** begin **
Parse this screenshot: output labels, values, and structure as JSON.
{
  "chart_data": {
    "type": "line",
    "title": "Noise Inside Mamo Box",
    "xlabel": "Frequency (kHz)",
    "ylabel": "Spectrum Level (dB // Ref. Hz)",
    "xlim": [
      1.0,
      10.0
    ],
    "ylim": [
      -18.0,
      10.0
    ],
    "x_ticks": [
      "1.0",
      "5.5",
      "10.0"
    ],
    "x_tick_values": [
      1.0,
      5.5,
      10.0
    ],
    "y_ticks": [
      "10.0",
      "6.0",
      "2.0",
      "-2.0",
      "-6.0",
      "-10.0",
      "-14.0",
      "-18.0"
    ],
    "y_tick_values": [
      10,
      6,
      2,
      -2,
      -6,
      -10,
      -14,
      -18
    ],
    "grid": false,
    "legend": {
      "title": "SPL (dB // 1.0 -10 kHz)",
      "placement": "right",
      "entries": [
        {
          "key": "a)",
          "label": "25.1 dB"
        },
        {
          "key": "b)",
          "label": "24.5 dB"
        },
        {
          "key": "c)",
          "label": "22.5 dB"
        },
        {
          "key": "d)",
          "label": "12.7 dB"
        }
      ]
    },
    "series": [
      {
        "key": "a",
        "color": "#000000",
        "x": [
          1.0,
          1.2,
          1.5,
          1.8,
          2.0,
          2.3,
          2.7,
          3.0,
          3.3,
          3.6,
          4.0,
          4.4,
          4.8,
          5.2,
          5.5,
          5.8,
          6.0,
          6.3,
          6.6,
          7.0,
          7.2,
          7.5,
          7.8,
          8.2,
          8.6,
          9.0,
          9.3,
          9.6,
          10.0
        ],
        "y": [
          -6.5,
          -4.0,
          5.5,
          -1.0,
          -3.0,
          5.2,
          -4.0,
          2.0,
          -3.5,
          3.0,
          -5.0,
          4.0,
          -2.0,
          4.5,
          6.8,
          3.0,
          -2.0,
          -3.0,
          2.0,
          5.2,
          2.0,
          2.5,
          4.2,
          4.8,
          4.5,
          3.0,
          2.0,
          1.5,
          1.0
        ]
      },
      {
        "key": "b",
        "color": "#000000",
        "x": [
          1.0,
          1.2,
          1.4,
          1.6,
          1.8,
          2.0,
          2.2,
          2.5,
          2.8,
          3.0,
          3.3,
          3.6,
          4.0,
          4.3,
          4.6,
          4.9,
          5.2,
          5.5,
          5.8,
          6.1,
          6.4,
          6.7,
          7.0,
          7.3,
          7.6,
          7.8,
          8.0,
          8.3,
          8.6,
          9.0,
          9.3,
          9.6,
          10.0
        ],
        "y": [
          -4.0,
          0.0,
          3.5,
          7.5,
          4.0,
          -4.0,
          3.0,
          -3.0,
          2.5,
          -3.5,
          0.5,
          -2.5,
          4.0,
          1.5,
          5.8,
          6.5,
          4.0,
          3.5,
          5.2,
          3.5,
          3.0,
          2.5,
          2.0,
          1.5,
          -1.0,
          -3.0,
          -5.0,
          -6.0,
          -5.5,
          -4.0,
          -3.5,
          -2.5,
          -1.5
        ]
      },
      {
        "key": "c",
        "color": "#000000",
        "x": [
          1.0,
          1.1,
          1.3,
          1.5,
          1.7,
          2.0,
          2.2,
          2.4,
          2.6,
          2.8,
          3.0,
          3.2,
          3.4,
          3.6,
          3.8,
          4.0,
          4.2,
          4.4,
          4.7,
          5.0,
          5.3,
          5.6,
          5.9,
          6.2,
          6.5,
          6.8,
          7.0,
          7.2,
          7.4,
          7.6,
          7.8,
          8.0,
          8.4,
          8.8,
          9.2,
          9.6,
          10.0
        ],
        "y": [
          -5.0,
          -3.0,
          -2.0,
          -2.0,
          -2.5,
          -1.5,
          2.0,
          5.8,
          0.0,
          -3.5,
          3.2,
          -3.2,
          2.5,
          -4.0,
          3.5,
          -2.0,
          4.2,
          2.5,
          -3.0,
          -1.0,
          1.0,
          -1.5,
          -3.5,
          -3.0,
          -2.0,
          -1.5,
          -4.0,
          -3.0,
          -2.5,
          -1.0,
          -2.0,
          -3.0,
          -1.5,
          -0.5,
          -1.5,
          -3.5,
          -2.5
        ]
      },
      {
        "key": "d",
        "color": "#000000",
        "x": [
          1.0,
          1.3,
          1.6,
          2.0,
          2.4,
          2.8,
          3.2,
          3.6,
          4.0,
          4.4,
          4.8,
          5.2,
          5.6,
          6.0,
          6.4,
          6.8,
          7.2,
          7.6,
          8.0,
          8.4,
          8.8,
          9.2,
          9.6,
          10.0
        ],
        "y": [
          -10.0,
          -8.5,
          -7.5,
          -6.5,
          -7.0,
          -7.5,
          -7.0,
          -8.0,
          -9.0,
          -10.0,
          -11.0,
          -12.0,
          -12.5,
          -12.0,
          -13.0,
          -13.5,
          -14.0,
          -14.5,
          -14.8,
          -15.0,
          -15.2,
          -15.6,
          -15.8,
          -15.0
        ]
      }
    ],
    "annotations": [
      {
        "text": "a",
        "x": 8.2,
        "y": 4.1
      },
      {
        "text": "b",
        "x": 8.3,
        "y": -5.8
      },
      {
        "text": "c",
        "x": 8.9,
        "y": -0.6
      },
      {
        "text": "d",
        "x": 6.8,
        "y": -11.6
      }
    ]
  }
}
** end **
## What to do
Write out every line from the records above, word for word.

## Expected answer
Parse this screenshot: output labels, values, and structure as JSON.
{
  "chart_data": {
    "type": "line",
    "title": "Noise Inside Mamo Box",
    "xlabel": "Frequency (kHz)",
    "ylabel": "Spectrum Level (dB // Ref. Hz)",
    "xlim": [
      1.0,
      10.0
    ],
    "ylim": [
      -18.0,
      10.0
    ],
    "x_ticks": [
      "1.0",
      "5.5",
      "10.0"
    ],
    "x_tick_values": [
      1.0,
      5.5,
      10.0
    ],
    "y_ticks": [
      "10.0",
      "6.0",
      "2.0",
      "-2.0",
      "-6.0",
      "-10.0",
      "-14.0",
      "-18.0"
    ],
    "y_tick_values": [
      10,
      6,
      2,
      -2,
      -6,
      -10,
      -14,
      -18
    ],
    "grid": false,
    "legend": {
      "title": "SPL (dB // 1.0 -10 kHz)",
      "placement": "right",
      "entries": [
        {
          "key": "a)",
          "label": "25.1 dB"
        },
        {
          "key": "b)",
          "label": "24.5 dB"
        },
        {
          "key": "c)",
          "label": "22.5 dB"
        },
        {
          "key": "d)",
          "label": "12.7 dB"
        }
      ]
    },
    "series": [
      {
        "key": "a",
        "color": "#000000",
        "x": [
          1.0,
          1.2,
          1.5,
          1.8,
          2.0,
          2.3,
          2.7,
          3.0,
          3.3,
          3.6,
          4.0,
          4.4,
          4.8,
          5.2,
          5.5,
          5.8,
          6.0,
          6.3,
          6.6,
          7.0,
          7.2,
          7.5,
          7.8,
          8.2,
          8.6,
          9.0,
          9.3,
          9.6,
          10.0
        ],
        "y": [
          -6.5,
          -4.0,
          5.5,
          -1.0,
          -3.0,
          5.2,
          -4.0,
          2.0,
          -3.5,
          3.0,
          -5.0,
          4.0,
          -2.0,
          4.5,
          6.8,
          3.0,
          -2.0,
          -3.0,
          2.0,
          5.2,
          2.0,
          2.5,
          4.2,
          4.8,
          4.5,
          3.0,
          2.0,
          1.5,
          1.0
        ]
      },
      {
        "key": "b",
        "color": "#000000",
        "x": [
          1.0,
          1.2,
          1.4,
          1.6,
          1.8,
          2.0,
          2.2,
          2.5,
          2.8,
          3.0,
          3.3,
          3.6,
          4.0,
          4.3,
          4.6,
          4.9,
          5.2,
          5.5,
          5.8,
          6.1,
          6.4,
          6.7,
          7.0,
          7.3,
          7.6,
          7.8,
          8.0,
          8.3,
          8.6,
          9.0,
          9.3,
          9.6,
          10.0
        ],
        "y": [
          -4.0,
          0.0,
          3.5,
          7.5,
          4.0,
          -4.0,
          3.0,
          -3.0,
          2.5,
          -3.5,
          0.5,
          -2.5,
          4.0,
          1.5,
          5.8,
          6.5,
          4.0,
          3.5,
          5.2,
          3.5,
          3.0,
          2.5,
          2.0,
          1.5,
          -1.0,
          -3.0,
          -5.0,
          -6.0,
          -5.5,
          -4.0,
          -3.5,
          -2.5,
          -1.5
        ]
      },
      {
        "key": "c",
        "color": "#000000",
        "x": [
          1.0,
          1.1,
          1.3,
          1.5,
          1.7,
          2.0,
          2.2,
          2.4,
          2.6,
          2.8,
          3.0,
          3.2,
          3.4,
          3.6,
          3.8,
          4.0,
          4.2,
          4.4,
          4.7,
          5.0,
          5.3,
          5.6,
          5.9,
          6.2,
          6.5,
          6.8,
          7.0,
          7.2,
          7.4,
          7.6,
          7.8,
          8.0,
          8.4,
          8.8,
          9.2,
          9.6,
          10.0
        ],
        "y": [
          -5.0,
          -3.0,
          -2.0,
          -2.0,
          -2.5,
          -1.5,
          2.0,
          5.8,
          0.0,
          -3.5,
          3.2,
          -3.2,
          2.5,
          -4.0,
          3.5,
          -2.0,
          4.2,
          2.5,
          -3.0,
          -1.0,
          1.0,
          -1.5,
          -3.5,
          -3.0,
          -2.0,
          -1.5,
          -4.0,
          -3.0,
          -2.5,
          -1.0,
          -2.0,
          -3.0,
          -1.5,
          -0.5,
          -1.5,
          -3.5,
          -2.5
        ]
      },
      {
        "key": "d",
        "color": "#000000",
        "x": [
          1.0,
          1.3,
          1.6,
          2.0,
          2.4,
          2.8,
          3.2,
          3.6,
          4.0,
          4.4,
          4.8,
          5.2,
          5.6,
          6.0,
          6.4,
          6.8,
          7.2,
          7.6,
          8.0,
          8.4,
          8.8,
          9.2,
          9.6,
          10.0
        ],
        "y": [
          -10.0,
          -8.5,
          -7.5,
          -6.5,
          -7.0,
          -7.5,
          -7.0,
          -8.0,
          -9.0,
          -10.0,
          -11.0,
          -12.0,
          -12.5,
          -12.0,
          -13.0,
          -13.5,
          -14.0,
          -14.5,
          -14.8,
          -15.0,
          -15.2,
          -15.6,
          -15.8,
          -15.0
        ]
      }
    ],
    "annotations": [
      {
        "text": "a",
        "x": 8.2,
        "y": 4.1
      },
      {
        "text": "b",
        "x": 8.3,
        "y": -5.8
      },
      {
        "text": "c",
        "x": 8.9,
        "y": -0.6
      },
      {
        "text": "d",
        "x": 6.8,
        "y": -11.6
      }
    ]
  }
}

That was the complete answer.